WHAT IS BEING ASKED: Write out the records below word for word, please.

EXTRACTED DATA:
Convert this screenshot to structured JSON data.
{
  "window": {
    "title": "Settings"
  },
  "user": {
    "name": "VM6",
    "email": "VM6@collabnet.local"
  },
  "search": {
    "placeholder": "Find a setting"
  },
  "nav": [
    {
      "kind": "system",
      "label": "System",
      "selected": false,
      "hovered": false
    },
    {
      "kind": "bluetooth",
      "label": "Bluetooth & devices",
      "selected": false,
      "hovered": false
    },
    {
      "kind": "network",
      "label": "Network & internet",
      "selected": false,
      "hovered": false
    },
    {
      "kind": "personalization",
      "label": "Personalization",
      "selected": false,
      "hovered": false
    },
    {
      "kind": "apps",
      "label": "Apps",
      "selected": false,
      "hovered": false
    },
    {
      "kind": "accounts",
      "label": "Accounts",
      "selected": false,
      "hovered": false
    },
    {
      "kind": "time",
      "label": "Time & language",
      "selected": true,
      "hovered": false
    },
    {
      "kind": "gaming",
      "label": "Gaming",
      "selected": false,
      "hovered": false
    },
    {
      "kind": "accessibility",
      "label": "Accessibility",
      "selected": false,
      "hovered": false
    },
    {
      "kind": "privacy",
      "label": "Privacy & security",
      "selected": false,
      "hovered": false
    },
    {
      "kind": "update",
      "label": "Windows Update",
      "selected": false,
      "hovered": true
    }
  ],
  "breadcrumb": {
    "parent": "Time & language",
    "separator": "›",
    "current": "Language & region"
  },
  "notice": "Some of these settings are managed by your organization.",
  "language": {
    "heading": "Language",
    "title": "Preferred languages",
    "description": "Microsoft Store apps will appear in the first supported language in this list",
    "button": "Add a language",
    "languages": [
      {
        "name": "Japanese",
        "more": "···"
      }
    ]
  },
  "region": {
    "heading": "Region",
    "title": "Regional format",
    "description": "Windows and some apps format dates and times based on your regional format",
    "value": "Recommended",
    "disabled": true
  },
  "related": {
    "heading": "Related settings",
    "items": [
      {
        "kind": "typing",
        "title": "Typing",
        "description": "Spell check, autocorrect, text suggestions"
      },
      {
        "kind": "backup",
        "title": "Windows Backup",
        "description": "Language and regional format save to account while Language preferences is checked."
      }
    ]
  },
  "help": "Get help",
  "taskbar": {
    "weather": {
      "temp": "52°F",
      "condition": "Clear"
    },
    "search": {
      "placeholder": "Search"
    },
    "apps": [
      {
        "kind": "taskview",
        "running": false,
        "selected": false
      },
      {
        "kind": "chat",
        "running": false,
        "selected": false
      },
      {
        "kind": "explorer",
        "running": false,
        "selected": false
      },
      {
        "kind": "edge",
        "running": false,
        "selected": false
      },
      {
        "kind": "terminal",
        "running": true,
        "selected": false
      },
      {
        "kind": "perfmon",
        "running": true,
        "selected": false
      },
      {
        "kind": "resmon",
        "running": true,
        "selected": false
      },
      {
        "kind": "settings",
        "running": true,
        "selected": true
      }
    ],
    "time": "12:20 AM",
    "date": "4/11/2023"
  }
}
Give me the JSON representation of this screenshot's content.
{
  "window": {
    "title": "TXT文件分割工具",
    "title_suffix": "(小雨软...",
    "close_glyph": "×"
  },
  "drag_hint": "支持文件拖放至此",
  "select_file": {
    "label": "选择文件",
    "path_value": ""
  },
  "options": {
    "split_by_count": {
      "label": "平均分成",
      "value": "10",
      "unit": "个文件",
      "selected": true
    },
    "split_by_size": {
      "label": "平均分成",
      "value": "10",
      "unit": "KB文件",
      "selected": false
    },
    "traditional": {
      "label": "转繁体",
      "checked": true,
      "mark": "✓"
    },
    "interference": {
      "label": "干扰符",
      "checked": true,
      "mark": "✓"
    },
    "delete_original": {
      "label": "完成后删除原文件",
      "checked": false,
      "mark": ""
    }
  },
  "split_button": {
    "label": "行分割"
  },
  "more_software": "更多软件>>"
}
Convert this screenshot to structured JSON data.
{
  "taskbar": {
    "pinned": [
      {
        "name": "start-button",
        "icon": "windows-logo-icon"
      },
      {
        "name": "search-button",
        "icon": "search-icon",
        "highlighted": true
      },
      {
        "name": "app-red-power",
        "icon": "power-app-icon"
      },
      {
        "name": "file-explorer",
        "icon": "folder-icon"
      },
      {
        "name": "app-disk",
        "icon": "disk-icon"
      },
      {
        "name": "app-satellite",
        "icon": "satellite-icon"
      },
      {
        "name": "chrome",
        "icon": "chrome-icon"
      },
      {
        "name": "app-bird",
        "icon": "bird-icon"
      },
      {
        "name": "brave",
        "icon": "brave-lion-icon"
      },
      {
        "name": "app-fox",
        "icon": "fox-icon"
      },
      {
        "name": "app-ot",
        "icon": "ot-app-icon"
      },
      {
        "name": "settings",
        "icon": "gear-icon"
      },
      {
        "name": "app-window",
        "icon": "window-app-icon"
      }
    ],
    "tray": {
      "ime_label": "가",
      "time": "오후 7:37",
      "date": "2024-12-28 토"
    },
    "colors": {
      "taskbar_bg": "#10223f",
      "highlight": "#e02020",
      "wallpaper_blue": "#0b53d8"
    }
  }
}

ANSWER TO THIS PROBLEM:
Convert this screenshot to structured JSON data.
{
  "window": {
    "title": "Settings"
  },
  "user": {
    "name": "VM6",
    "email": "VM6@collabnet.local"
  },
  "search": {
    "placeholder": "Find a setting"
  },
  "nav": [
    {
      "kind": "system",
      "label": "System",
      "selected": false,
      "hovered": false
    },
    {
      "kind": "bluetooth",
      "label": "Bluetooth & devices",
      "selected": false,
      "hovered": false
    },
    {
      "kind": "network",
      "label": "Network & internet",
      "selected": false,
      "hovered": false
    },
    {
      "kind": "personalization",
      "label": "Personalization",
      "selected": false,
      "hovered": false
    },
    {
      "kind": "apps",
      "label": "Apps",
      "selected": false,
      "hovered": false
    },
    {
      "kind": "accounts",
      "label": "Accounts",
      "selected": false,
      "hovered": false
    },
    {
      "kind": "time",
      "label": "Time & language",
      "selected": true,
      "hovered": false
    },
    {
      "kind": "gaming",
      "label": "Gaming",
      "selected": false,
      "hovered": false
    },
    {
      "kind": "accessibility",
      "label": "Accessibility",
      "selected": false,
      "hovered": false
    },
    {
      "kind": "privacy",
      "label": "Privacy & security",
      "selected": false,
      "hovered": false
    },
    {
      "kind": "update",
      "label": "Windows Update",
      "selected": false,
      "hovered": true
    }
  ],
  "breadcrumb": {
    "parent": "Time & language",
    "separator": "›",
    "current": "Language & region"
  },
  "notice": "Some of these settings are managed by your organization.",
  "language": {
    "heading": "Language",
    "title": "Preferred languages",
    "description": "Microsoft Store apps will appear in the first supported language in this list",
    "button": "Add a language",
    "languages": [
      {
        "name": "Japanese",
        "more": "···"
      }
    ]
  },
  "region": {
    "heading": "Region",
    "title": "Regional format",
    "description": "Windows and some apps format dates and times based on your regional format",
    "value": "Recommended",
    "disabled": true
  },
  "related": {
    "heading": "Related settings",
    "items": [
      {
        "kind": "typing",
        "title": "Typing",
        "description": "Spell check, autocorrect, text suggestions"
      },
      {
        "kind": "backup",
        "title": "Windows Backup",
        "description": "Language and regional format save to account while Language preferences is checked."
      }
    ]
  },
  "help": "Get help",
  "taskbar": {
    "weather": {
      "temp": "52°F",
      "condition": "Clear"
    },
    "search": {
      "placeholder": "Search"
    },
    "apps": [
      {
        "kind": "taskview",
        "running": false,
        "selected": false
      },
      {
        "kind": "chat",
        "running": false,
        "selected": false
      },
      {
        "kind": "explorer",
        "running": false,
        "selected": false
      },
      {
        "kind": "edge",
        "running": false,
        "selected": false
      },
      {
        "kind": "terminal",
        "running": true,
        "selected": false
      },
      {
        "kind": "perfmon",
        "running": true,
        "selected": false
      },
      {
        "kind": "resmon",
        "running": true,
        "selected": false
      },
      {
        "kind": "settings",
        "running": true,
        "selected": true
      }
    ],
    "time": "12:20 AM",
    "date": "4/11/2023"
  }
}
Give me the JSON representation of this screenshot's content.
{
  "window": {
    "title": "TXT文件分割工具",
    "title_suffix": "(小雨软...",
    "close_glyph": "×"
  },
  "drag_hint": "支持文件拖放至此",
  "select_file": {
    "label": "选择文件",
    "path_value": ""
  },
  "options": {
    "split_by_count": {
      "label": "平均分成",
      "value": "10",
      "unit": "个文件",
      "selected": true
    },
    "split_by_size": {
      "label": "平均分成",
      "value": "10",
      "unit": "KB文件",
      "selected": false
    },
    "traditional": {
      "label": "转繁体",
      "checked": true,
      "mark": "✓"
    },
    "interference": {
      "label": "干扰符",
      "checked": true,
      "mark": "✓"
    },
    "delete_original": {
      "label": "完成后删除原文件",
      "checked": false,
      "mark": ""
    }
  },
  "split_button": {
    "label": "行分割"
  },
  "more_software": "更多软件>>"
}
Convert this screenshot to structured JSON data.
{
  "taskbar": {
    "pinned": [
      {
        "name": "start-button",
        "icon": "windows-logo-icon"
      },
      {
        "name": "search-button",
        "icon": "search-icon",
        "highlighted": true
      },
      {
        "name": "app-red-power",
        "icon": "power-app-icon"
      },
      {
        "name": "file-explorer",
        "icon": "folder-icon"
      },
      {
        "name": "app-disk",
        "icon": "disk-icon"
      },
      {
        "name": "app-satellite",
        "icon": "satellite-icon"
      },
      {
        "name": "chrome",
        "icon": "chrome-icon"
      },
      {
        "name": "app-bird",
        "icon": "bird-icon"
      },
      {
        "name": "brave",
        "icon": "brave-lion-icon"
      },
      {
        "name": "app-fox",
        "icon": "fox-icon"
      },
      {
        "name": "app-ot",
        "icon": "ot-app-icon"
      },
      {
        "name": "settings",
        "icon": "gear-icon"
      },
      {
        "name": "app-window",
        "icon": "window-app-icon"
      }
    ],
    "tray": {
      "ime_label": "가",
      "time": "오후 7:37",
      "date": "2024-12-28 토"
    },
    "colors": {
      "taskbar_bg": "#10223f",
      "highlight": "#e02020",
      "wallpaper_blue": "#0b53d8"
    }
  }
}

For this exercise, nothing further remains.